▶ **DESCRIPTION OF THE TASK**: List all lines of the data that include the string "XLPE".

---- RECORDS SHOWN

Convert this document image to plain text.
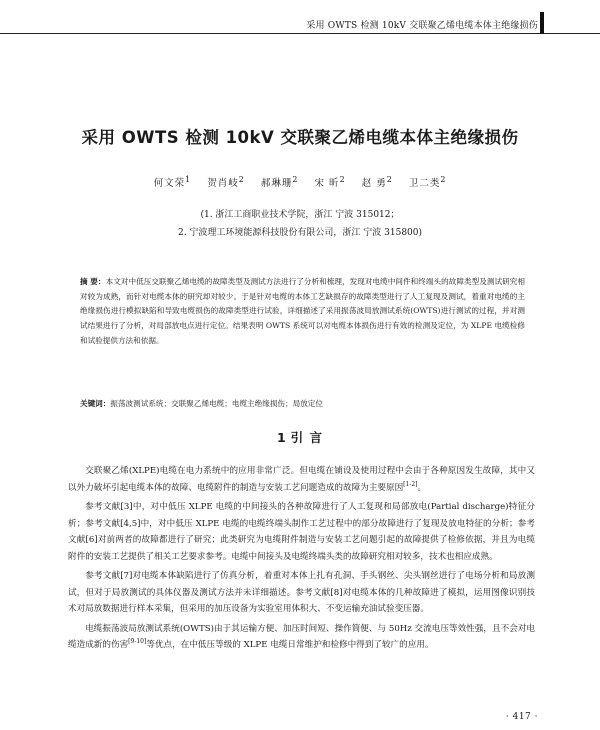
采用 OWTS 检测 10kV 交联聚乙烯电缆本体主绝缘损伤
采用 OWTS 检测 10kV 交联聚乙烯电缆本体主绝缘损伤
何文荣$^1$ 贺肖岐$^2$ 郝琳珊$^2$ 宋 昕$^2$ 赵 勇$^2$ 卫二类$^2$
(1. 浙江工商职业技术学院，浙江 宁波 315012；
2. 宁波理工环境能源科技股份有限公司，浙江 宁波 315800)
摘 要：本文对中低压交联聚乙烯电缆的故障类型及测试方法进行了分析和梳理，发现对电缆中间件和终端头的故障类型及测试研究相对较为成熟，而针对电缆本体的研究却对较少。于是针对电缆的本体工艺缺损存的故障类型进行了人工复现及测试，着重对电缆的主绝缘损伤进行模拟缺陷和导致电缆损伤的故障类型进行试验，详细描述了采用振荡波局放测试系统(OWTS)进行测试的过程，并对测试结果进行了分析，对局部放电点进行定位。结果表明 OWTS 系统可以对电缆本体损伤进行有效的检测及定位，为 XLPE 电缆检修和试验提供方法和依据。
关键词：振荡波测试系统；交联聚乙烯电缆；电缆主绝缘损伤；局放定位
1 引 言

交联聚乙烯(XLPE)电缆在电力系统中的应用非常广泛。但电缆在铺设及使用过程中会由于各种原因发生故障，其中又以外力破坏引起电缆本体的故障、电缆附件的制造与安装工艺问题造成的故障为主要原因[1-2]。

参考文献[3]中，对中低压 XLPE 电缆的中间接头的各种故障进行了人工复现和局部放电(Partial discharge)特征分析；参考文献[4,5]中，对中低压 XLPE 电缆的电缆终端头制作工艺过程中的部分故障进行了复现及放电特征的分析；参考文献[6]对前两者的故障都进行了研究；此类研究为电缆附件制造与安装工艺问题引起的故障提供了检修依据，并且为电缆附件的安装工艺提供了相关工艺要求参考。电缆中间接头及电缆终端头类的故障研究相对较多，技术也相应成熟。

参考文献[7]对电缆本体缺陷进行了仿真分析，着重对本体上扎有孔洞、手头钢丝、尖头钢丝进行了电场分析和局放测试，但对于局放测试的具体仪器及测试方法并未详细描述。参考文献[8]对电缆本体的几种故障进了模拟，运用图像识别技术对局放数据进行样本采集，但采用的加压设备为实验室用体积大、不变运输充油试验变压器。

电缆振荡波局放测试系统(OWTS)由于其运输方便、加压时间短、操作简便、与 50Hz 交流电压等效性强，且不会对电缆造成新的伤害[9-10]等优点，在中低压等级的 XLPE 电缆日常维护和检修中得到了较广的应用。

· 417 ·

--------

▶ **RESPONSE BELOW**:
摘 要：本文对中低压交联聚乙烯电缆的故障类型及测试方法进行了分析和梳理，发现对电缆中间件和终端头的故障类型及测试研究相对较为成熟，而针对电缆本体的研究却对较少。于是针对电缆的本体工艺缺损存的故障类型进行了人工复现及测试，着重对电缆的主绝缘损伤进行模拟缺陷和导致电缆损伤的故障类型进行试验，详细描述了采用振荡波局放测试系统(OWTS)进行测试的过程，并对测试结果进行了分析，对局部放电点进行定位。结果表明 OWTS 系统可以对电缆本体损伤进行有效的检测及定位，为 XLPE 电缆检修和试验提供方法和依据。
交联聚乙烯(XLPE)电缆在电力系统中的应用非常广泛。但电缆在铺设及使用过程中会由于各种原因发生故障，其中又以外力破坏引起电缆本体的故障、电缆附件的制造与安装工艺问题造成的故障为主要原因[1-2]。
参考文献[3]中，对中低压 XLPE 电缆的中间接头的各种故障进行了人工复现和局部放电(Partial discharge)特征分析；参考文献[4,5]中，对中低压 XLPE 电缆的电缆终端头制作工艺过程中的部分故障进行了复现及放电特征的分析；参考文献[6]对前两者的故障都进行了研究；此类研究为电缆附件制造与安装工艺问题引起的故障提供了检修依据，并且为电缆附件的安装工艺提供了相关工艺要求参考。电缆中间接头及电缆终端头类的故障研究相对较多，技术也相应成熟。
电缆振荡波局放测试系统(OWTS)由于其运输方便、加压时间短、操作简便、与 50Hz 交流电压等效性强，且不会对电缆造成新的伤害[9-10]等优点，在中低压等级的 XLPE 电缆日常维护和检修中得到了较广的应用。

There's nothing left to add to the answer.